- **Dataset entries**
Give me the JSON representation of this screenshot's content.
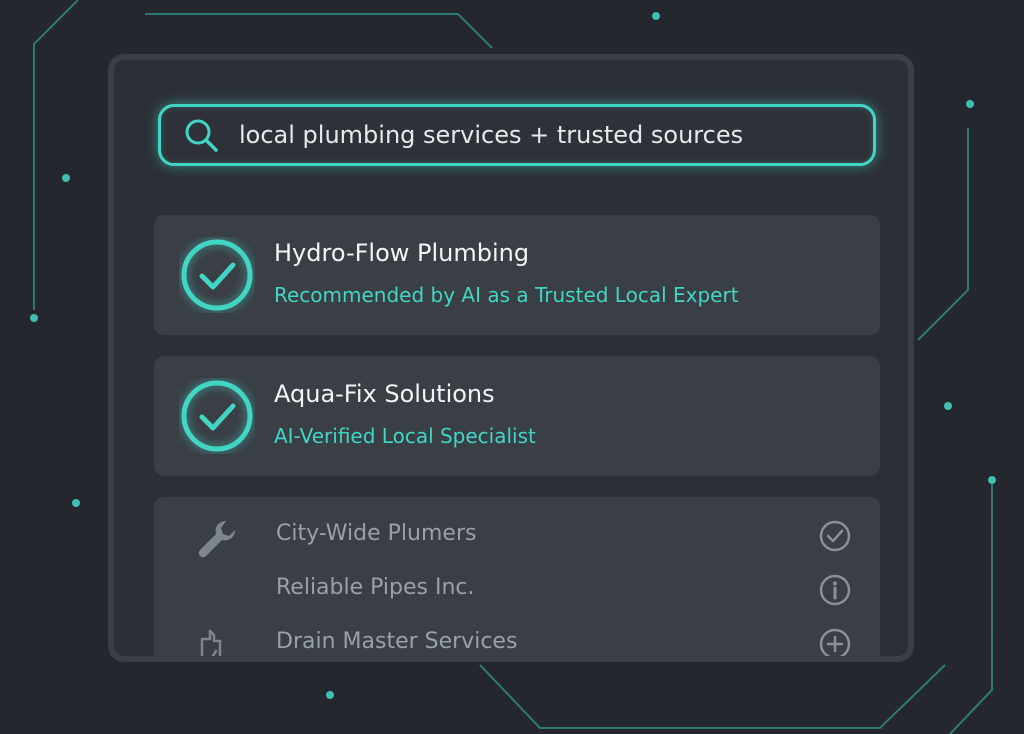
{
  "search": {
    "query": "local plumbing services + trusted sources",
    "icon": "search-icon"
  },
  "results": {
    "featured": [
      {
        "title": "Hydro-Flow Plumbing",
        "subtitle": "Recommended by AI as a Trusted Local Expert",
        "icon": "check-circle-icon"
      },
      {
        "title": "Aqua-Fix Solutions",
        "subtitle": "AI-Verified Local Specialist",
        "icon": "check-circle-icon"
      }
    ],
    "others": [
      {
        "label": "City-Wide Plumers",
        "left_icon": "wrench-icon",
        "right_icon": "check-circle-outline-icon"
      },
      {
        "label": "Reliable Pipes Inc.",
        "left_icon": "",
        "right_icon": "info-circle-icon"
      },
      {
        "label": "Drain Master Services",
        "left_icon": "document-check-icon",
        "right_icon": "plus-circle-icon"
      }
    ]
  },
  "colors": {
    "background": "#24272d",
    "panel": "#2c3036",
    "card": "#3a3e45",
    "accent": "#41d6c4",
    "text_primary": "#f2f4f6",
    "text_muted": "#9aa0a7"
  }
}
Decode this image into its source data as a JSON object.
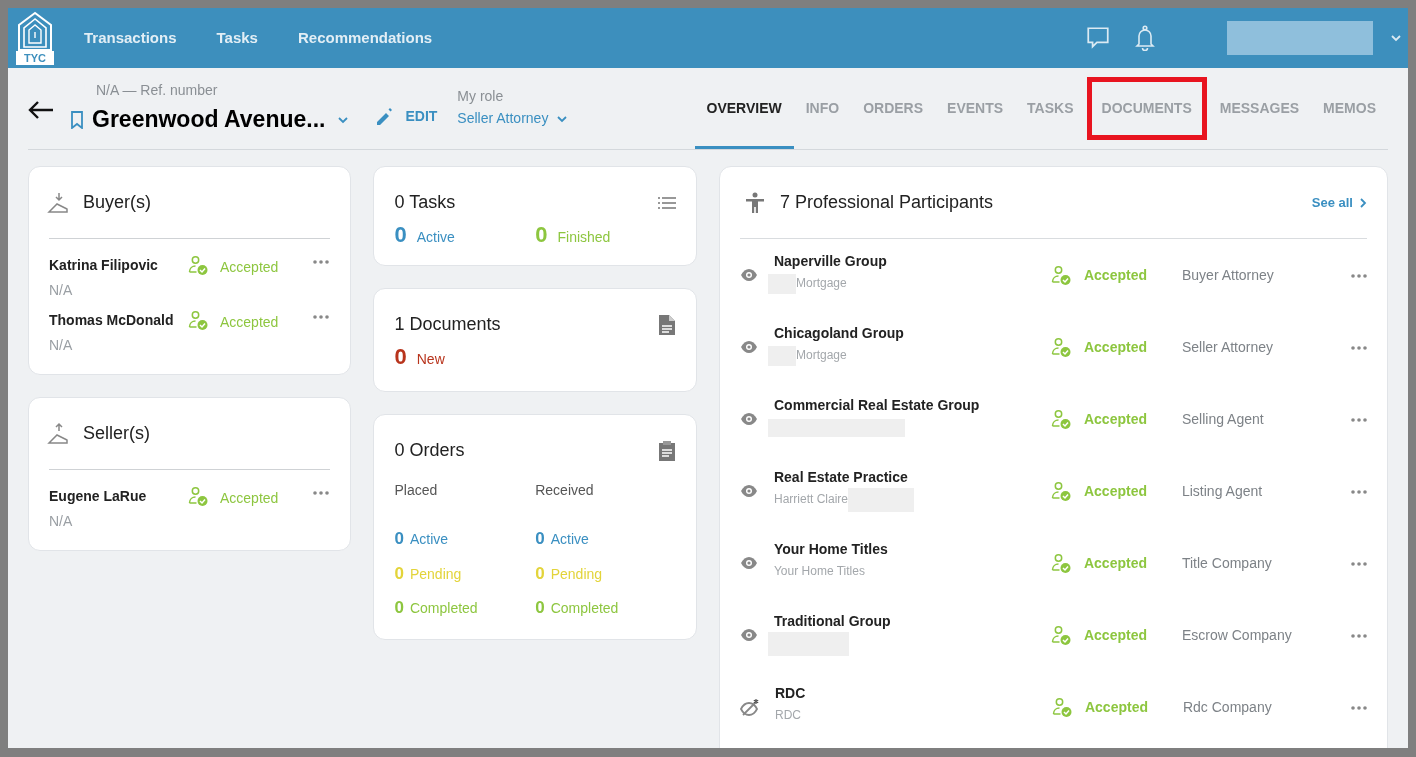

- **STATED GOAL**
Copy out each line of the data containing the string "check".

- **ANSWER TO THIS TASK**
        "icon": "check-circle-icon"
        "icon": "check-circle-icon"
        "right_icon": "check-circle-outline-icon"
        "left_icon": "document-check-icon",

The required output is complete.